Tally the lines holding "travels" and state only that figure.
* Begin DATA SECTION *
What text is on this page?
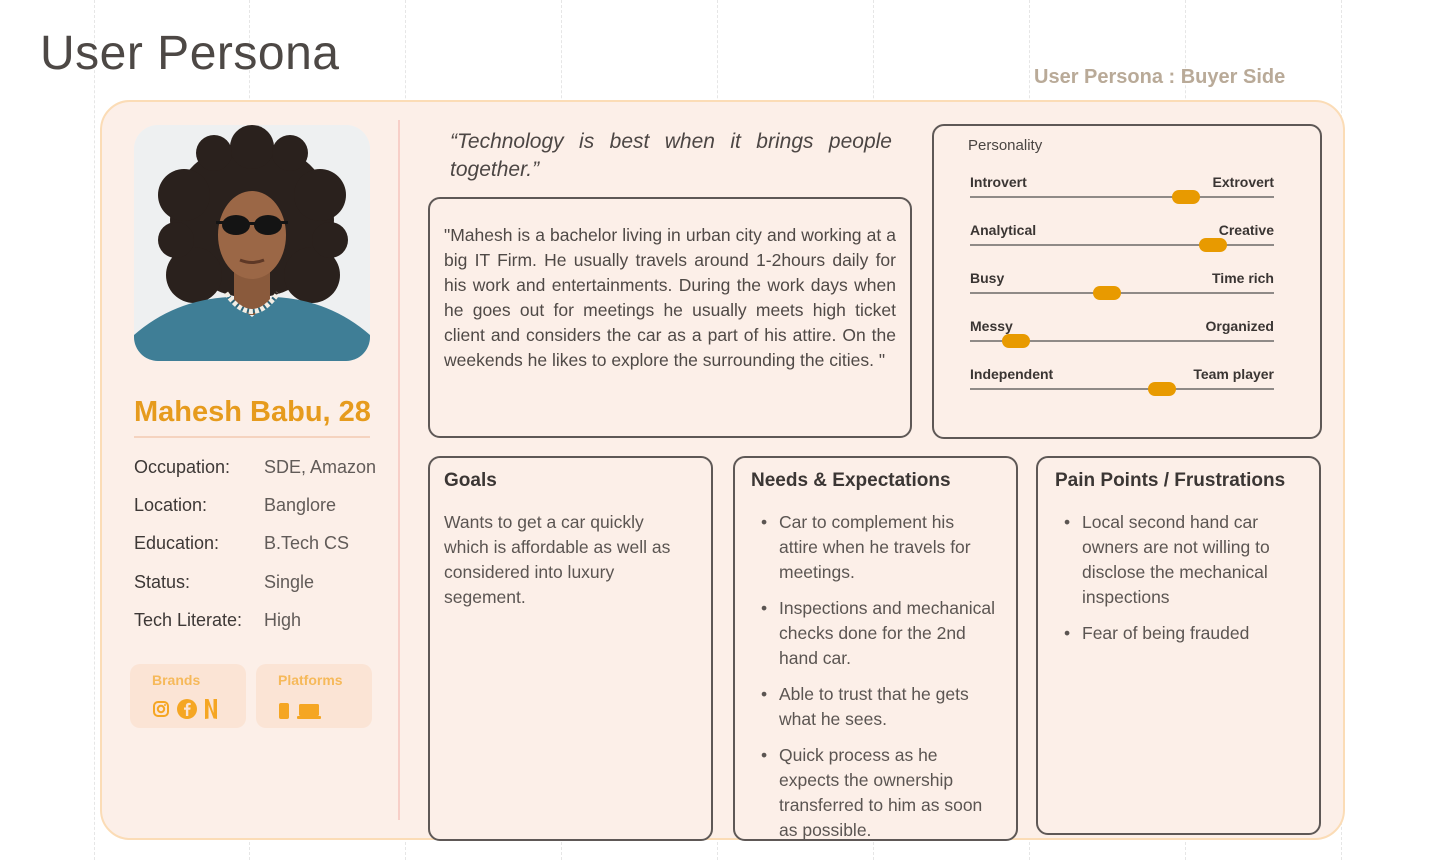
User Persona	User Persona : Buyer Side
Mahesh Babu, 28
Occupation:	SDE, Amazon
Location:	Banglore
Education:	B.Tech CS
Status:	Single
Tech Literate:	High
Brands	Platforms
“Technology is best when it brings people together.”
"Mahesh is a bachelor living in urban city and working at a big IT Firm. He usually travels around 1-2hours daily for his work and entertainments. During the work days when he goes out for meetings he usually meets high ticket client and considers the car as a part of his attire. On the weekends he likes to explore the surrounding the cities. "
Personality
Introvert	Extrovert
Analytical	Creative
Busy	Time rich
Messy	Organized
Independent	Team player
Goals
Wants to get a car quickly which is affordable as well as considered into luxury segement.
Needs & Expectations
• Car to complement his attire when he travels for meetings.
• Inspections and mechanical checks done for the 2nd hand car.
• Able to trust that he gets what he sees.
• Quick process as he expects the ownership transferred to him as soon as possible.
Pain Points / Frustrations
• Local second hand car owners are not willing to disclose the mechanical inspections
• Fear of being frauded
* End DATA SECTION *
◆ WRITTEN RESPONSE: 2